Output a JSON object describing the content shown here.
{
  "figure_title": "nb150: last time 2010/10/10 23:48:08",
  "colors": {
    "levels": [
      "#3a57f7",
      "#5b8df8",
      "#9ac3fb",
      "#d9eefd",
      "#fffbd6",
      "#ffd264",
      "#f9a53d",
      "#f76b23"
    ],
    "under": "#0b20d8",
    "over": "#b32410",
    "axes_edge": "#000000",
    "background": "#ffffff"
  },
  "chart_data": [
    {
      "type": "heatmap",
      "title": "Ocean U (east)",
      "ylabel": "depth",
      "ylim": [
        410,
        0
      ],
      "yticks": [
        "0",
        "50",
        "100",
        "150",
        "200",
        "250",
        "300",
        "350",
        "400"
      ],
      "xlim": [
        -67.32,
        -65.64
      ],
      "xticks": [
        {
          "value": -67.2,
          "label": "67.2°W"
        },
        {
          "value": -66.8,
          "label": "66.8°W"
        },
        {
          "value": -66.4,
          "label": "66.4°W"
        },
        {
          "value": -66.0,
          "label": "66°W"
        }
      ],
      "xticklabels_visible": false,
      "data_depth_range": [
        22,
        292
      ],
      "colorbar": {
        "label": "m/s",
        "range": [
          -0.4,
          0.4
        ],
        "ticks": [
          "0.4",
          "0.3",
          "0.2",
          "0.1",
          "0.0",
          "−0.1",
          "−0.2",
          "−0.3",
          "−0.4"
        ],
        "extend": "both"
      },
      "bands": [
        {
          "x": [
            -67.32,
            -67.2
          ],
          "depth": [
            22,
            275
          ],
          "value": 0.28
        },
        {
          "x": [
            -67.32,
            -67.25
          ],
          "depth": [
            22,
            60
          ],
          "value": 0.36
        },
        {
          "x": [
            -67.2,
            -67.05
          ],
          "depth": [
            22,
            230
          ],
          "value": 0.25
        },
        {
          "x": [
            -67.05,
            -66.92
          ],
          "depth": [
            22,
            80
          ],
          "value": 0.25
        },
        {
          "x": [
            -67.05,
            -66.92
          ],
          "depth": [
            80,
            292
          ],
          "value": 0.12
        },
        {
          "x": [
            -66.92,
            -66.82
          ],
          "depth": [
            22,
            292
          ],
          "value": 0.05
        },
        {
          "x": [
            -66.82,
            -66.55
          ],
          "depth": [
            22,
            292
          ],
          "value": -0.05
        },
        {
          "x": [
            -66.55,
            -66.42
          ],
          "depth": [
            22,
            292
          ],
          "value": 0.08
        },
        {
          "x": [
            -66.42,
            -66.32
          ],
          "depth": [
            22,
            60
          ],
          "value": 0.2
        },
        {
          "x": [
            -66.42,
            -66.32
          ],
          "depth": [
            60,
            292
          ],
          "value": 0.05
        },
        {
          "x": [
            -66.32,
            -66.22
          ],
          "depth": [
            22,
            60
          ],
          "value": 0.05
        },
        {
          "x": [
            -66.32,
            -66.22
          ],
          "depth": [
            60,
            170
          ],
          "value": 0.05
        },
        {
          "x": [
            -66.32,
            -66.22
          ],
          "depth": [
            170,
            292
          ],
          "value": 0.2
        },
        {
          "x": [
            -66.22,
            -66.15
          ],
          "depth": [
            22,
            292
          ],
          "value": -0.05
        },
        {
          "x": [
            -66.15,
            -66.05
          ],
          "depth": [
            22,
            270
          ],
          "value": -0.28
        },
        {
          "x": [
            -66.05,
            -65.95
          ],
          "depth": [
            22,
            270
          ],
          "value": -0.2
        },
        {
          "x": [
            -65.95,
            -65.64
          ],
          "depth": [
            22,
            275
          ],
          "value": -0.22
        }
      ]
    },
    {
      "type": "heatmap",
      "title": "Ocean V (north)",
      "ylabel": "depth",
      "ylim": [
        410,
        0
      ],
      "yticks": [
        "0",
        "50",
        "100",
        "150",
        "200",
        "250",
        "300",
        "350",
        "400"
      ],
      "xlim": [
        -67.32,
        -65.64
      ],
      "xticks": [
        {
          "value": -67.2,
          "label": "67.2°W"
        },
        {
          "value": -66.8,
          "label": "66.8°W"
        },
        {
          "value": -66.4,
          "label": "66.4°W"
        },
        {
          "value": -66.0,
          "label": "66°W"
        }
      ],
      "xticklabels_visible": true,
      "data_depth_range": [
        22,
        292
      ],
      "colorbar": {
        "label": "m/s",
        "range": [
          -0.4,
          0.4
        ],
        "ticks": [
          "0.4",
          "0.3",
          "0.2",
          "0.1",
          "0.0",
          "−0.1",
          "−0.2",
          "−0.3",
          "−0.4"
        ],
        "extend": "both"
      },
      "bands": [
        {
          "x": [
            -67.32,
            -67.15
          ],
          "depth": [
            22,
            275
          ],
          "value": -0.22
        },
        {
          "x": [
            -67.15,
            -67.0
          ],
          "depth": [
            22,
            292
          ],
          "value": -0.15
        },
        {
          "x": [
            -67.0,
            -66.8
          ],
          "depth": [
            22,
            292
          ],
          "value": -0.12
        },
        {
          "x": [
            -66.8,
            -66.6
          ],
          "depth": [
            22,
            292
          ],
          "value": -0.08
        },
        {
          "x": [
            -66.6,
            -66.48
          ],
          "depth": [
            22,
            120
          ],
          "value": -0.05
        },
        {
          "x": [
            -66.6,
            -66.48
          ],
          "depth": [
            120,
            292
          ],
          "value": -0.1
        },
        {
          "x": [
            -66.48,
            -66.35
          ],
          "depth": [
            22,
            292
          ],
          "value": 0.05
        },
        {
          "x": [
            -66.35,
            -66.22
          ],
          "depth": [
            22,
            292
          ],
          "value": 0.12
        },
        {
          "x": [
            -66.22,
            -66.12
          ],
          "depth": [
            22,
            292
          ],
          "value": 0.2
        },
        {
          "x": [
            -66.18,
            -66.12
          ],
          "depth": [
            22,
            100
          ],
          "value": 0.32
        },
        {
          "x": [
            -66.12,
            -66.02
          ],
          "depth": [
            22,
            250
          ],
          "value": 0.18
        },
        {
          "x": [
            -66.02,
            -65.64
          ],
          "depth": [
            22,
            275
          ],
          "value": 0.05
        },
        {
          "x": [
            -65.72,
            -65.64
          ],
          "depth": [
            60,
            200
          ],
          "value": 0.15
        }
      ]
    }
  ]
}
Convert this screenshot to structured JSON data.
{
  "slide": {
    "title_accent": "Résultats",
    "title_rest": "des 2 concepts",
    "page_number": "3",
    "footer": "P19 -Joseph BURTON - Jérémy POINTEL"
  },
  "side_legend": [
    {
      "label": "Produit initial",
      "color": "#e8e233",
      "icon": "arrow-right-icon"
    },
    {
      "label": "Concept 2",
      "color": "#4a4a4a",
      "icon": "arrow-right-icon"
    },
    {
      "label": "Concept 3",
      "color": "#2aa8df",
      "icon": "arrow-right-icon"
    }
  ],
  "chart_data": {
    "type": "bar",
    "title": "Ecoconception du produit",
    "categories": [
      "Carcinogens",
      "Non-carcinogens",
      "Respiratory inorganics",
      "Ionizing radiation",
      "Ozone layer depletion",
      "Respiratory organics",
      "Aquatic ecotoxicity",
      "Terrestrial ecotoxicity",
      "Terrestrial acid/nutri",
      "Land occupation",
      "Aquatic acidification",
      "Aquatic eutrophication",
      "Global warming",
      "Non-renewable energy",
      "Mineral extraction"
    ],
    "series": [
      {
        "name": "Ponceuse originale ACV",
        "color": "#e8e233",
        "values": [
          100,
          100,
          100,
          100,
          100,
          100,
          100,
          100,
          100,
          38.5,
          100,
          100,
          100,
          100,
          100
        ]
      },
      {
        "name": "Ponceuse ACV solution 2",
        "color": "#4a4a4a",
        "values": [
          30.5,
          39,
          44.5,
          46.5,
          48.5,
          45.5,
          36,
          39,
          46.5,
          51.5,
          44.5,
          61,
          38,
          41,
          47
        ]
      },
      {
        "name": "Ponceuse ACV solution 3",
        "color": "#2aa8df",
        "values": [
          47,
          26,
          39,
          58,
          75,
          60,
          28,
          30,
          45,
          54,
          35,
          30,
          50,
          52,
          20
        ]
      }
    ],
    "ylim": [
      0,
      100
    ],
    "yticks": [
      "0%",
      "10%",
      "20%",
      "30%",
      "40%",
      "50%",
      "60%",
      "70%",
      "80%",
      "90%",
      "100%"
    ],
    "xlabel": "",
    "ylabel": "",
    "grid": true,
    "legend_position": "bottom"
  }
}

EXERCISE TASK | Using the listing, say how many lines include the word "Ponceuse", and add nothing else.

RESPONSE | 3